▶ [What this task involves]:
Each entry that follows must be output without any deviation.

▶ [Materials provided]:
================================

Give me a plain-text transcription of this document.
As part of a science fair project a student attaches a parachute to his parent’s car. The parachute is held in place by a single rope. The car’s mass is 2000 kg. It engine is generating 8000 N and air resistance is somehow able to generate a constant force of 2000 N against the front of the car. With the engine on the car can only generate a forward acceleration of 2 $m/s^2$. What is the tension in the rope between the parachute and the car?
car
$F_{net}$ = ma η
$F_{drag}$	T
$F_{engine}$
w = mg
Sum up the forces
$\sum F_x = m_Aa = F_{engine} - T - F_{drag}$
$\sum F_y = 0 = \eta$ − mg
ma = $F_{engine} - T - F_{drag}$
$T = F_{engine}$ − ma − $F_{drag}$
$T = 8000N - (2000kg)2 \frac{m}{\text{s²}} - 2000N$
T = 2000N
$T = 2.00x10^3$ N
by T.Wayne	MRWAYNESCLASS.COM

================================

▶ [Full output]:
Give me a plain-text transcription of this document.
As part of a science fair project a student attaches a parachute to his parent’s car. The parachute is held in place by a single rope. The car’s mass is 2000 kg. It engine is generating 8000 N and air resistance is somehow able to generate a constant force of 2000 N against the front of the car. With the engine on the car can only generate a forward acceleration of 2 $m/s^2$. What is the tension in the rope between the parachute and the car?
car
$F_{net}$ = ma η
$F_{drag}$	T
$F_{engine}$
w = mg
Sum up the forces
$\sum F_x = m_Aa = F_{engine} - T - F_{drag}$
$\sum F_y = 0 = \eta$ − mg
ma = $F_{engine} - T - F_{drag}$
$T = F_{engine}$ − ma − $F_{drag}$
$T = 8000N - (2000kg)2 \frac{m}{\text{s²}} - 2000N$
T = 2000N
$T = 2.00x10^3$ N
by T.Wayne	MRWAYNESCLASS.COM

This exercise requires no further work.